» AIM OF THE EXERCISE
Print the entries below in their entirety, exactly as they are written.

Records about charts and figures
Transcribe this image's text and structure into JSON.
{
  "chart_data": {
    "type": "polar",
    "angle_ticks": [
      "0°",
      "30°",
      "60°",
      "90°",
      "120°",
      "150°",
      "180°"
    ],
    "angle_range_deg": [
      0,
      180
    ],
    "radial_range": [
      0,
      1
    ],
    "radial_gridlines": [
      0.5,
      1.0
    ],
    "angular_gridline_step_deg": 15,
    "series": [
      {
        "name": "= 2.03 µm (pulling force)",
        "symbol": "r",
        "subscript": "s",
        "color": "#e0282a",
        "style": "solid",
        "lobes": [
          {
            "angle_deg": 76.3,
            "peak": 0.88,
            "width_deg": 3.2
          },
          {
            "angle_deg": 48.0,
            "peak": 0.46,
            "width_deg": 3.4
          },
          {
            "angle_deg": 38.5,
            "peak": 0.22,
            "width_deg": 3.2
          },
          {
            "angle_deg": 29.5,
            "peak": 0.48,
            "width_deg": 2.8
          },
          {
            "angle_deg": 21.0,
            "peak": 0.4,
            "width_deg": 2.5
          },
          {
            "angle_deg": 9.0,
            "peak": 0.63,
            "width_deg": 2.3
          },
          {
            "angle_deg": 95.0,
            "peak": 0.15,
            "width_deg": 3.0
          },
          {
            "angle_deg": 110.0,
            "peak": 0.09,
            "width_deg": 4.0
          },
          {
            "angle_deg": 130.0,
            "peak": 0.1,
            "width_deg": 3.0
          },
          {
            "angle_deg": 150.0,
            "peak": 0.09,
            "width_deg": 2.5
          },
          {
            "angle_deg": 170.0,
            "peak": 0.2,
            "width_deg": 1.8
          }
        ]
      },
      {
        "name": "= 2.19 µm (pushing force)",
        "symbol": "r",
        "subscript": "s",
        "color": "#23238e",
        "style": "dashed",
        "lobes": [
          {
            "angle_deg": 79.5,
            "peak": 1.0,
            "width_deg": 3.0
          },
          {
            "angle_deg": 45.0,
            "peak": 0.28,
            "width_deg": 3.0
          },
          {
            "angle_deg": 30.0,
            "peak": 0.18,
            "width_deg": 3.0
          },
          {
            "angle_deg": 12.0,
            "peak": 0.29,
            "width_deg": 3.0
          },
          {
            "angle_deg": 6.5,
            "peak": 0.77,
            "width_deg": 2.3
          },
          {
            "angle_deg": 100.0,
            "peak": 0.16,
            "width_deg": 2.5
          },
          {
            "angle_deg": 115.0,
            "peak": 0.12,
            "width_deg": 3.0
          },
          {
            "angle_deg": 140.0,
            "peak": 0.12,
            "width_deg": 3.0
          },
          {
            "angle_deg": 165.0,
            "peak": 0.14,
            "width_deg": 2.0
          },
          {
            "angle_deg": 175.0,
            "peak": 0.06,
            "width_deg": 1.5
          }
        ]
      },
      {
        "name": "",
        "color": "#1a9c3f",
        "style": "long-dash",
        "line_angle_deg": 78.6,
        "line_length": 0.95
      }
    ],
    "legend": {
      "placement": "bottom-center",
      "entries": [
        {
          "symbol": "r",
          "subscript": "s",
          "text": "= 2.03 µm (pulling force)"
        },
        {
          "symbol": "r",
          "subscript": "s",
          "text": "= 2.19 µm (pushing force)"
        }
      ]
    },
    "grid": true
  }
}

» RESPONSE TO THIS TASK
Transcribe this image's text and structure into JSON.
{
  "chart_data": {
    "type": "polar",
    "angle_ticks": [
      "0°",
      "30°",
      "60°",
      "90°",
      "120°",
      "150°",
      "180°"
    ],
    "angle_range_deg": [
      0,
      180
    ],
    "radial_range": [
      0,
      1
    ],
    "radial_gridlines": [
      0.5,
      1.0
    ],
    "angular_gridline_step_deg": 15,
    "series": [
      {
        "name": "= 2.03 µm (pulling force)",
        "symbol": "r",
        "subscript": "s",
        "color": "#e0282a",
        "style": "solid",
        "lobes": [
          {
            "angle_deg": 76.3,
            "peak": 0.88,
            "width_deg": 3.2
          },
          {
            "angle_deg": 48.0,
            "peak": 0.46,
            "width_deg": 3.4
          },
          {
            "angle_deg": 38.5,
            "peak": 0.22,
            "width_deg": 3.2
          },
          {
            "angle_deg": 29.5,
            "peak": 0.48,
            "width_deg": 2.8
          },
          {
            "angle_deg": 21.0,
            "peak": 0.4,
            "width_deg": 2.5
          },
          {
            "angle_deg": 9.0,
            "peak": 0.63,
            "width_deg": 2.3
          },
          {
            "angle_deg": 95.0,
            "peak": 0.15,
            "width_deg": 3.0
          },
          {
            "angle_deg": 110.0,
            "peak": 0.09,
            "width_deg": 4.0
          },
          {
            "angle_deg": 130.0,
            "peak": 0.1,
            "width_deg": 3.0
          },
          {
            "angle_deg": 150.0,
            "peak": 0.09,
            "width_deg": 2.5
          },
          {
            "angle_deg": 170.0,
            "peak": 0.2,
            "width_deg": 1.8
          }
        ]
      },
      {
        "name": "= 2.19 µm (pushing force)",
        "symbol": "r",
        "subscript": "s",
        "color": "#23238e",
        "style": "dashed",
        "lobes": [
          {
            "angle_deg": 79.5,
            "peak": 1.0,
            "width_deg": 3.0
          },
          {
            "angle_deg": 45.0,
            "peak": 0.28,
            "width_deg": 3.0
          },
          {
            "angle_deg": 30.0,
            "peak": 0.18,
            "width_deg": 3.0
          },
          {
            "angle_deg": 12.0,
            "peak": 0.29,
            "width_deg": 3.0
          },
          {
            "angle_deg": 6.5,
            "peak": 0.77,
            "width_deg": 2.3
          },
          {
            "angle_deg": 100.0,
            "peak": 0.16,
            "width_deg": 2.5
          },
          {
            "angle_deg": 115.0,
            "peak": 0.12,
            "width_deg": 3.0
          },
          {
            "angle_deg": 140.0,
            "peak": 0.12,
            "width_deg": 3.0
          },
          {
            "angle_deg": 165.0,
            "peak": 0.14,
            "width_deg": 2.0
          },
          {
            "angle_deg": 175.0,
            "peak": 0.06,
            "width_deg": 1.5
          }
        ]
      },
      {
        "name": "",
        "color": "#1a9c3f",
        "style": "long-dash",
        "line_angle_deg": 78.6,
        "line_length": 0.95
      }
    ],
    "legend": {
      "placement": "bottom-center",
      "entries": [
        {
          "symbol": "r",
          "subscript": "s",
          "text": "= 2.03 µm (pulling force)"
        },
        {
          "symbol": "r",
          "subscript": "s",
          "text": "= 2.19 µm (pushing force)"
        }
      ]
    },
    "grid": true
  }
}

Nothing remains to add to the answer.